(Beginning of Passage to read)
This procedure was followed in the original case (pdf) about whether or not to withdraw Terri Schiavo's feeding tube. (For discussion of the two doctors, see pp. 6-7.) In addition, there was a subsequent trial on the question of Terri Schiavo's medical condition. During this trial "the court heard testimony on separate days from the treating physician of Terry Schiavo and five board- certified expert physicians, two selected by the Petitioner, two selected by the Respondents and one selected by the court since the parties could not agree upon an independent fifth expert. This procedure was pursuant to the Mandate."
- Did the courts wrongly disregard Congress' intentions in declining to order Terri Schiavo's feeding tube to be reinsterted? I don't think so. Others have discussed this question in an earlier thread. So, to be brief: first, the law allows the case to be reheard de novo. It does not alter the standards for issuing temporary restraining orders. Those standards require that a case have a 'substantial likelihood of success on the merits'. The court determined (pdf) that this case did not.
(End of Passage to read)
(Beginning of Information provided)
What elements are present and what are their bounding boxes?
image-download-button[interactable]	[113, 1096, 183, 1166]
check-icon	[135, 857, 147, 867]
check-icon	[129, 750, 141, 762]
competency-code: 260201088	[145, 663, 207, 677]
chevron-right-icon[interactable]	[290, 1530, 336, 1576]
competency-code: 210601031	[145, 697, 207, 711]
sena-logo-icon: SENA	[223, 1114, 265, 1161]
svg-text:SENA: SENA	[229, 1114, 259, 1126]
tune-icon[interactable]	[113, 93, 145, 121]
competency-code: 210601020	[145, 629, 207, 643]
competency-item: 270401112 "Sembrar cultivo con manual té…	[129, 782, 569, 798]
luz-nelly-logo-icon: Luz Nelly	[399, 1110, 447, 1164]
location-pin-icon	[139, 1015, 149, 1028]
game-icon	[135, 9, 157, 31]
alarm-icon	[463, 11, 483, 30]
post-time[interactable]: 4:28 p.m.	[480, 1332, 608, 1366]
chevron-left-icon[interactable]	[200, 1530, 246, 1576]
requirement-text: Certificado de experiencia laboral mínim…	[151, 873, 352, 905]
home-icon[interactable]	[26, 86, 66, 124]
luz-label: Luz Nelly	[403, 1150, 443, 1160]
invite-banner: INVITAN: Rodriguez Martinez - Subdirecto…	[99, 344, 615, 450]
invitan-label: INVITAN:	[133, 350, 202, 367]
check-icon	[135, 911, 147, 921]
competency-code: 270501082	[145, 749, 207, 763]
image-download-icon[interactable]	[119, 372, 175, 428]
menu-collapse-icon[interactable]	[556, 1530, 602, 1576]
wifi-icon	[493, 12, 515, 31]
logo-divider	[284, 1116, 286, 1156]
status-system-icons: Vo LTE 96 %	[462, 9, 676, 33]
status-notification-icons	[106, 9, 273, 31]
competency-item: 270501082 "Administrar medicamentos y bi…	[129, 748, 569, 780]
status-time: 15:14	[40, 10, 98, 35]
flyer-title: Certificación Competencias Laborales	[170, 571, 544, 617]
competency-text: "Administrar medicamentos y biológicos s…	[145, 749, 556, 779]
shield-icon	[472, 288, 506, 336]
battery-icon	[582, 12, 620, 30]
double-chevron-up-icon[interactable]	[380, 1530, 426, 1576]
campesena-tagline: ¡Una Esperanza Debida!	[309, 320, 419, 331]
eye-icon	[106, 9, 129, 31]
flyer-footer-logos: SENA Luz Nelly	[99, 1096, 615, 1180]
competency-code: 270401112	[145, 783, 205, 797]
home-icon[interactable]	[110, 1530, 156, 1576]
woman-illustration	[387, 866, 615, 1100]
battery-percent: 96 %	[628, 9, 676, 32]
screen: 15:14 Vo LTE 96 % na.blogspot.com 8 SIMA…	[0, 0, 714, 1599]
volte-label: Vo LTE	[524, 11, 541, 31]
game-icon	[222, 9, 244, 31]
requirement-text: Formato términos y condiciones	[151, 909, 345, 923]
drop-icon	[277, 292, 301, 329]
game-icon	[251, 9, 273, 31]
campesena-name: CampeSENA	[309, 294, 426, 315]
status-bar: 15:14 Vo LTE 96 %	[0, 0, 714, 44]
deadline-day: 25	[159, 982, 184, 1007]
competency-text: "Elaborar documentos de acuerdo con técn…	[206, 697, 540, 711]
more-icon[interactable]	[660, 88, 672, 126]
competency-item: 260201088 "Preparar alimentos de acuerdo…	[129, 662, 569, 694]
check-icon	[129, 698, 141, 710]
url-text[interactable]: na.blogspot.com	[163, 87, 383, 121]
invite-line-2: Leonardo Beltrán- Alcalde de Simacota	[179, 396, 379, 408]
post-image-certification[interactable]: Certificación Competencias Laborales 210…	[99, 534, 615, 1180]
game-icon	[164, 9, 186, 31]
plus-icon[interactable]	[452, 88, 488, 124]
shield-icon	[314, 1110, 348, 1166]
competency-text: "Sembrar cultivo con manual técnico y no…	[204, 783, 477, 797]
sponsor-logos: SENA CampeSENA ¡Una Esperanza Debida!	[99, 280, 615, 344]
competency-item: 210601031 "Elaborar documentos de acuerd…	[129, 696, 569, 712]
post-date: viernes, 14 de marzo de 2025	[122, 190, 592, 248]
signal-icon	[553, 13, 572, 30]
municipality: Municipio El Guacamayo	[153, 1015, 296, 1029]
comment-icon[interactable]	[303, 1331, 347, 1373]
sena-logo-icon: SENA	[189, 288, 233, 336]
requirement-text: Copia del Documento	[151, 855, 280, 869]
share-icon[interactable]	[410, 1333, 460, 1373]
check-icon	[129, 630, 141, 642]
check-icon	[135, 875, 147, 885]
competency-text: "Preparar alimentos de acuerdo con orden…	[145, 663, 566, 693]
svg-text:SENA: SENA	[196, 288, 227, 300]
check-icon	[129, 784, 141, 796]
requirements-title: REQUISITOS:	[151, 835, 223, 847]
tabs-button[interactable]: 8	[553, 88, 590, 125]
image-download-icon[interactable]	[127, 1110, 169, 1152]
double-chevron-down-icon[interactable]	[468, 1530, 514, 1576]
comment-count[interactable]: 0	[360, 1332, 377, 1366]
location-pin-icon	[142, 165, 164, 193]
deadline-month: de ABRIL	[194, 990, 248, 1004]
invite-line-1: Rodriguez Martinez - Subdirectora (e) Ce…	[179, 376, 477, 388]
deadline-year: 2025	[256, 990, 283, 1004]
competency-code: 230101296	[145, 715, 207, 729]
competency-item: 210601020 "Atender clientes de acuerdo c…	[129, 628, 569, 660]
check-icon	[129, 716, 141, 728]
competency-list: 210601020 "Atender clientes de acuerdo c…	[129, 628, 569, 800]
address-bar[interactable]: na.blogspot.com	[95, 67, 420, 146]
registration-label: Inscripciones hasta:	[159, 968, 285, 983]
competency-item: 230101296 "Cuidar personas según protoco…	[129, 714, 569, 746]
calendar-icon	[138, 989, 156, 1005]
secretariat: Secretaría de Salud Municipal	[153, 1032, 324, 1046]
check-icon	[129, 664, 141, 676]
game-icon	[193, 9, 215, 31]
(End of Information provided)
To do – Return the passage on the Terri Schiavo court proceedings above word for word, in full.

Exercise result –
This procedure was followed in the original case (pdf) about whether or not to withdraw Terri Schiavo's feeding tube. (For discussion of the two doctors, see pp. 6-7.) In addition, there was a subsequent trial on the question of Terri Schiavo's medical condition. During this trial "the court heard testimony on separate days from the treating physician of Terry Schiavo and five board- certified expert physicians, two selected by the Petitioner, two selected by the Respondents and one selected by the court since the parties could not agree upon an independent fifth expert. This procedure was pursuant to the Mandate."
- Did the courts wrongly disregard Congress' intentions in declining to order Terri Schiavo's feeding tube to be reinsterted? I don't think so. Others have discussed this question in an earlier thread. So, to be brief: first, the law allows the case to be reheard de novo. It does not alter the standards for issuing temporary restraining orders. Those standards require that a case have a 'substantial likelihood of success on the merits'. The court determined (pdf) that this case did not.